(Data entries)
○ ○ ○ ○

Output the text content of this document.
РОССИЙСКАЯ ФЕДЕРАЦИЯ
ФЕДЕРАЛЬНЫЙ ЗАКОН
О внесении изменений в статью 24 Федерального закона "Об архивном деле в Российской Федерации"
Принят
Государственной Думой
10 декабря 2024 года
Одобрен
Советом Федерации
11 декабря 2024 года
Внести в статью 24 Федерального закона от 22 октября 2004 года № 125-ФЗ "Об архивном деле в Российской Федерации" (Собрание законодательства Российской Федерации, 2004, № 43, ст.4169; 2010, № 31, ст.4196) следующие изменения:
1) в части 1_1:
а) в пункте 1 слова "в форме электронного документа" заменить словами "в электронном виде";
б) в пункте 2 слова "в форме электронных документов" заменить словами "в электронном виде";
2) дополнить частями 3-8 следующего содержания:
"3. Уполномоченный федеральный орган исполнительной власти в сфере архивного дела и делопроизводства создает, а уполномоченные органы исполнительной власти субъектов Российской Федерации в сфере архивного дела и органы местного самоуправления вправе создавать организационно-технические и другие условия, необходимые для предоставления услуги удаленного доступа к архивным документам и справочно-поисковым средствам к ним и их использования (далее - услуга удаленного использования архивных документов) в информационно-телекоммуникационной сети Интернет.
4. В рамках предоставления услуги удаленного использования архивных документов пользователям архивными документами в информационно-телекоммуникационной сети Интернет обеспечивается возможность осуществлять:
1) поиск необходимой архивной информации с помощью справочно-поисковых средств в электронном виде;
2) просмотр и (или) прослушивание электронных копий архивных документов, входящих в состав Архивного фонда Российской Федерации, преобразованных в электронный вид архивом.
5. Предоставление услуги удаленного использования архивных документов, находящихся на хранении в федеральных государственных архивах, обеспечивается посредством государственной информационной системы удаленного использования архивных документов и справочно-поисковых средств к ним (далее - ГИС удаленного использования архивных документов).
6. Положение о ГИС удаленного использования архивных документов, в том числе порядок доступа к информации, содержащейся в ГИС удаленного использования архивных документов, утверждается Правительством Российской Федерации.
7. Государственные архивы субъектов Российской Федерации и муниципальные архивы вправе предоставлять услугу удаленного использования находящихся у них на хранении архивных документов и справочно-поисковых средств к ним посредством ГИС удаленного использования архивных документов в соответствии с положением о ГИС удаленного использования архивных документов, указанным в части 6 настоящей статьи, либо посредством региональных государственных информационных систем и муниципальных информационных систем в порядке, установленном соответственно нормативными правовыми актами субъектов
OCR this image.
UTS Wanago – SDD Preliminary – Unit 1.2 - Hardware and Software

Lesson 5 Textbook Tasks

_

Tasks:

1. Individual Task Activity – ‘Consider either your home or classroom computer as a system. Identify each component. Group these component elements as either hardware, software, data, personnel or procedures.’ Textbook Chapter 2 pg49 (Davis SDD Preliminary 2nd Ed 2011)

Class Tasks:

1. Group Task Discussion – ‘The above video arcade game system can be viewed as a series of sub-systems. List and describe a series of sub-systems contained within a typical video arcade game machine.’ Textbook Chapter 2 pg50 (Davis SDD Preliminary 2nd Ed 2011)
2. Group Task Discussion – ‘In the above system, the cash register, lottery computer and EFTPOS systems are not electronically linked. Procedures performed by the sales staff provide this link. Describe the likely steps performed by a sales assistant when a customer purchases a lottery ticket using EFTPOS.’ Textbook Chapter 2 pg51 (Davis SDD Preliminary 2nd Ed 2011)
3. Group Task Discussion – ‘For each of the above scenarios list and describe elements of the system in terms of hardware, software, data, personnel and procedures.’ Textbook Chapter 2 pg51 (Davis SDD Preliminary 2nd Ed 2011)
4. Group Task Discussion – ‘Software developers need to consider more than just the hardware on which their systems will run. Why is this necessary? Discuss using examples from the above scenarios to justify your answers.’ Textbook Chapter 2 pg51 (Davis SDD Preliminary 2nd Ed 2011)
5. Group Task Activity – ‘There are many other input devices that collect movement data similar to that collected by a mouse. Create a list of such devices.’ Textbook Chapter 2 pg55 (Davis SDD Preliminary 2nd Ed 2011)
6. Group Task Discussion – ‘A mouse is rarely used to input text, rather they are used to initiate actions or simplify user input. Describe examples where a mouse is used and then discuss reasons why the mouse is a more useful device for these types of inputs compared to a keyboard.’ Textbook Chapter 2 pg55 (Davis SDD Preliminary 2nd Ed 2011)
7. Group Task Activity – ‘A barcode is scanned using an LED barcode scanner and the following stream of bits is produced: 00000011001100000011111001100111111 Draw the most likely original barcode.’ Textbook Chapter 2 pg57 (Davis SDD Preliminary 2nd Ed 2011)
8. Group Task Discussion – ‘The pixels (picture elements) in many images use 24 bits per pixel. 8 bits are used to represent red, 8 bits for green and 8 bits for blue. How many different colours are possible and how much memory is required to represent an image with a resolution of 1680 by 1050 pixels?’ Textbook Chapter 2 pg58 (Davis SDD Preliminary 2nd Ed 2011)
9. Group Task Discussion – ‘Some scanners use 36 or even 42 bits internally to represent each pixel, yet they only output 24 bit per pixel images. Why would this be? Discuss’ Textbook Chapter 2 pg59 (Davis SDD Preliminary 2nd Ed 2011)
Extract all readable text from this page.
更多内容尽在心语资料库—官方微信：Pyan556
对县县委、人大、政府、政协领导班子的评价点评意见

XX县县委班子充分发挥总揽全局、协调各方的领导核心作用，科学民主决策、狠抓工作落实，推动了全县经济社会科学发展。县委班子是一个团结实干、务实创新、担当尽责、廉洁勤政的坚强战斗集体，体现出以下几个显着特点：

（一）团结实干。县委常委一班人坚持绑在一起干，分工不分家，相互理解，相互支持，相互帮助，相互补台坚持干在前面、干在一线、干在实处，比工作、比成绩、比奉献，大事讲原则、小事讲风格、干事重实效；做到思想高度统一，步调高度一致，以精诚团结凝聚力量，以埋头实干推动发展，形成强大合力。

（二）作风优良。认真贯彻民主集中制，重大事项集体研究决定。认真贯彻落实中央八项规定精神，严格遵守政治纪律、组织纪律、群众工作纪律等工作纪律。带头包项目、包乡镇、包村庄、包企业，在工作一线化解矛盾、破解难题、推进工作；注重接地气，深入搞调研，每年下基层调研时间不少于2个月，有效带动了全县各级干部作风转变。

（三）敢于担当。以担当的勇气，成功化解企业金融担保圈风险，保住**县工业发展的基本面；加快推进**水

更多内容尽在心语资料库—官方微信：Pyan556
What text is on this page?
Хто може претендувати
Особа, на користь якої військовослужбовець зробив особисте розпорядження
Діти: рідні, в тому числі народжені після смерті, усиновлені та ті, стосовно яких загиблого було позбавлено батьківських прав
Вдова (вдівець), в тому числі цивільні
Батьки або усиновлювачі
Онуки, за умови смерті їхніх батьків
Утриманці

○ ○ ○ ○

- Aim
All entries shown above should be printed again exactly.

- Result for this exercise
Output the text content of this document.
РОССИЙСКАЯ ФЕДЕРАЦИЯ
ФЕДЕРАЛЬНЫЙ ЗАКОН
О внесении изменений в статью 24 Федерального закона "Об архивном деле в Российской Федерации"
Принят
Государственной Думой
10 декабря 2024 года
Одобрен
Советом Федерации
11 декабря 2024 года
Внести в статью 24 Федерального закона от 22 октября 2004 года № 125-ФЗ "Об архивном деле в Российской Федерации" (Собрание законодательства Российской Федерации, 2004, № 43, ст.4169; 2010, № 31, ст.4196) следующие изменения:
1) в части 1_1:
а) в пункте 1 слова "в форме электронного документа" заменить словами "в электронном виде";
б) в пункте 2 слова "в форме электронных документов" заменить словами "в электронном виде";
2) дополнить частями 3-8 следующего содержания:
"3. Уполномоченный федеральный орган исполнительной власти в сфере архивного дела и делопроизводства создает, а уполномоченные органы исполнительной власти субъектов Российской Федерации в сфере архивного дела и органы местного самоуправления вправе создавать организационно-технические и другие условия, необходимые для предоставления услуги удаленного доступа к архивным документам и справочно-поисковым средствам к ним и их использования (далее - услуга удаленного использования архивных документов) в информационно-телекоммуникационной сети Интернет.
4. В рамках предоставления услуги удаленного использования архивных документов пользователям архивными документами в информационно-телекоммуникационной сети Интернет обеспечивается возможность осуществлять:
1) поиск необходимой архивной информации с помощью справочно-поисковых средств в электронном виде;
2) просмотр и (или) прослушивание электронных копий архивных документов, входящих в состав Архивного фонда Российской Федерации, преобразованных в электронный вид архивом.
5. Предоставление услуги удаленного использования архивных документов, находящихся на хранении в федеральных государственных архивах, обеспечивается посредством государственной информационной системы удаленного использования архивных документов и справочно-поисковых средств к ним (далее - ГИС удаленного использования архивных документов).
6. Положение о ГИС удаленного использования архивных документов, в том числе порядок доступа к информации, содержащейся в ГИС удаленного использования архивных документов, утверждается Правительством Российской Федерации.
7. Государственные архивы субъектов Российской Федерации и муниципальные архивы вправе предоставлять услугу удаленного использования находящихся у них на хранении архивных документов и справочно-поисковых средств к ним посредством ГИС удаленного использования архивных документов в соответствии с положением о ГИС удаленного использования архивных документов, указанным в части 6 настоящей статьи, либо посредством региональных государственных информационных систем и муниципальных информационных систем в порядке, установленном соответственно нормативными правовыми актами субъектов
OCR this image.
UTS Wanago – SDD Preliminary – Unit 1.2 - Hardware and Software

Lesson 5 Textbook Tasks

_

Tasks:

1. Individual Task Activity – ‘Consider either your home or classroom computer as a system. Identify each component. Group these component elements as either hardware, software, data, personnel or procedures.’ Textbook Chapter 2 pg49 (Davis SDD Preliminary 2nd Ed 2011)

Class Tasks:

1. Group Task Discussion – ‘The above video arcade game system can be viewed as a series of sub-systems. List and describe a series of sub-systems contained within a typical video arcade game machine.’ Textbook Chapter 2 pg50 (Davis SDD Preliminary 2nd Ed 2011)
2. Group Task Discussion – ‘In the above system, the cash register, lottery computer and EFTPOS systems are not electronically linked. Procedures performed by the sales staff provide this link. Describe the likely steps performed by a sales assistant when a customer purchases a lottery ticket using EFTPOS.’ Textbook Chapter 2 pg51 (Davis SDD Preliminary 2nd Ed 2011)
3. Group Task Discussion – ‘For each of the above scenarios list and describe elements of the system in terms of hardware, software, data, personnel and procedures.’ Textbook Chapter 2 pg51 (Davis SDD Preliminary 2nd Ed 2011)
4. Group Task Discussion – ‘Software developers need to consider more than just the hardware on which their systems will run. Why is this necessary? Discuss using examples from the above scenarios to justify your answers.’ Textbook Chapter 2 pg51 (Davis SDD Preliminary 2nd Ed 2011)
5. Group Task Activity – ‘There are many other input devices that collect movement data similar to that collected by a mouse. Create a list of such devices.’ Textbook Chapter 2 pg55 (Davis SDD Preliminary 2nd Ed 2011)
6. Group Task Discussion – ‘A mouse is rarely used to input text, rather they are used to initiate actions or simplify user input. Describe examples where a mouse is used and then discuss reasons why the mouse is a more useful device for these types of inputs compared to a keyboard.’ Textbook Chapter 2 pg55 (Davis SDD Preliminary 2nd Ed 2011)
7. Group Task Activity – ‘A barcode is scanned using an LED barcode scanner and the following stream of bits is produced: 00000011001100000011111001100111111 Draw the most likely original barcode.’ Textbook Chapter 2 pg57 (Davis SDD Preliminary 2nd Ed 2011)
8. Group Task Discussion – ‘The pixels (picture elements) in many images use 24 bits per pixel. 8 bits are used to represent red, 8 bits for green and 8 bits for blue. How many different colours are possible and how much memory is required to represent an image with a resolution of 1680 by 1050 pixels?’ Textbook Chapter 2 pg58 (Davis SDD Preliminary 2nd Ed 2011)
9. Group Task Discussion – ‘Some scanners use 36 or even 42 bits internally to represent each pixel, yet they only output 24 bit per pixel images. Why would this be? Discuss’ Textbook Chapter 2 pg59 (Davis SDD Preliminary 2nd Ed 2011)
Extract all readable text from this page.
更多内容尽在心语资料库—官方微信：Pyan556
对县县委、人大、政府、政协领导班子的评价点评意见

XX县县委班子充分发挥总揽全局、协调各方的领导核心作用，科学民主决策、狠抓工作落实，推动了全县经济社会科学发展。县委班子是一个团结实干、务实创新、担当尽责、廉洁勤政的坚强战斗集体，体现出以下几个显着特点：

（一）团结实干。县委常委一班人坚持绑在一起干，分工不分家，相互理解，相互支持，相互帮助，相互补台坚持干在前面、干在一线、干在实处，比工作、比成绩、比奉献，大事讲原则、小事讲风格、干事重实效；做到思想高度统一，步调高度一致，以精诚团结凝聚力量，以埋头实干推动发展，形成强大合力。

（二）作风优良。认真贯彻民主集中制，重大事项集体研究决定。认真贯彻落实中央八项规定精神，严格遵守政治纪律、组织纪律、群众工作纪律等工作纪律。带头包项目、包乡镇、包村庄、包企业，在工作一线化解矛盾、破解难题、推进工作；注重接地气，深入搞调研，每年下基层调研时间不少于2个月，有效带动了全县各级干部作风转变。

（三）敢于担当。以担当的勇气，成功化解企业金融担保圈风险，保住**县工业发展的基本面；加快推进**水

更多内容尽在心语资料库—官方微信：Pyan556
What text is on this page?
Хто може претендувати
Особа, на користь якої військовослужбовець зробив особисте розпорядження
Діти: рідні, в тому числі народжені після смерті, усиновлені та ті, стосовно яких загиблого було позбавлено батьківських прав
Вдова (вдівець), в тому числі цивільні
Батьки або усиновлювачі
Онуки, за умови смерті їхніх батьків
Утриманці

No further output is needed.